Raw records
::::

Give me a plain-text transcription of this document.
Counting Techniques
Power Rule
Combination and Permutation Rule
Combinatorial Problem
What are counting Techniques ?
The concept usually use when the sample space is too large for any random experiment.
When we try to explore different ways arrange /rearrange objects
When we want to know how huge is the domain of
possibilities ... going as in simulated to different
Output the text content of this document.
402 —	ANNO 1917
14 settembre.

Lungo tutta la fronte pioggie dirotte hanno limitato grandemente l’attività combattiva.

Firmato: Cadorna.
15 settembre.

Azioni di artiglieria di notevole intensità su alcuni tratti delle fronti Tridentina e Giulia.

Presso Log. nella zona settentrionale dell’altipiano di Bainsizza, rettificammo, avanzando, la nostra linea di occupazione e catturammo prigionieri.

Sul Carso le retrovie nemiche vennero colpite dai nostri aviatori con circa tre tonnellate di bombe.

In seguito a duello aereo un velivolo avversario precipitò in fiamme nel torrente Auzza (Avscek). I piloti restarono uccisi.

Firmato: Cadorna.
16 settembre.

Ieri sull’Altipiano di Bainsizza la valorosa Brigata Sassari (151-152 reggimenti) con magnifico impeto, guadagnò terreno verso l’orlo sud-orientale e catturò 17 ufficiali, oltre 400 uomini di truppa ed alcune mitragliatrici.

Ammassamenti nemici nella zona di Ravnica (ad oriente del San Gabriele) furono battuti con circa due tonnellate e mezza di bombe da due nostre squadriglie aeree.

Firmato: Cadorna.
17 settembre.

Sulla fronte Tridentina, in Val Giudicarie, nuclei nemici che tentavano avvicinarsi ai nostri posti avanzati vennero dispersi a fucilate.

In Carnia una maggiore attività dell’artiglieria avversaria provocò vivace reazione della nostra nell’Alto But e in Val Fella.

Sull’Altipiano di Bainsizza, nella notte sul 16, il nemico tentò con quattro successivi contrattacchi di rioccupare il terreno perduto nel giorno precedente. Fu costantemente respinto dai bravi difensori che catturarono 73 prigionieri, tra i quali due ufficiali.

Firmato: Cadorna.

::::

**GOAL OF THE EXERCISE:** Print the records above exactly as they appear.

**RESULT BELOW:**
Give me a plain-text transcription of this document.
Counting Techniques
Power Rule
Combination and Permutation Rule
Combinatorial Problem
What are counting Techniques ?
The concept usually use when the sample space is too large for any random experiment.
When we try to explore different ways arrange /rearrange objects
When we want to know how huge is the domain of
possibilities ... going as in simulated to different
Output the text content of this document.
402 —	ANNO 1917
14 settembre.

Lungo tutta la fronte pioggie dirotte hanno limitato grandemente l’attività combattiva.

Firmato: Cadorna.
15 settembre.

Azioni di artiglieria di notevole intensità su alcuni tratti delle fronti Tridentina e Giulia.

Presso Log. nella zona settentrionale dell’altipiano di Bainsizza, rettificammo, avanzando, la nostra linea di occupazione e catturammo prigionieri.

Sul Carso le retrovie nemiche vennero colpite dai nostri aviatori con circa tre tonnellate di bombe.

In seguito a duello aereo un velivolo avversario precipitò in fiamme nel torrente Auzza (Avscek). I piloti restarono uccisi.

Firmato: Cadorna.
16 settembre.

Ieri sull’Altipiano di Bainsizza la valorosa Brigata Sassari (151-152 reggimenti) con magnifico impeto, guadagnò terreno verso l’orlo sud-orientale e catturò 17 ufficiali, oltre 400 uomini di truppa ed alcune mitragliatrici.

Ammassamenti nemici nella zona di Ravnica (ad oriente del San Gabriele) furono battuti con circa due tonnellate e mezza di bombe da due nostre squadriglie aeree.

Firmato: Cadorna.
17 settembre.

Sulla fronte Tridentina, in Val Giudicarie, nuclei nemici che tentavano avvicinarsi ai nostri posti avanzati vennero dispersi a fucilate.

In Carnia una maggiore attività dell’artiglieria avversaria provocò vivace reazione della nostra nell’Alto But e in Val Fella.

Sull’Altipiano di Bainsizza, nella notte sul 16, il nemico tentò con quattro successivi contrattacchi di rioccupare il terreno perduto nel giorno precedente. Fu costantemente respinto dai bravi difensori che catturarono 73 prigionieri, tra i quali due ufficiali.

Firmato: Cadorna.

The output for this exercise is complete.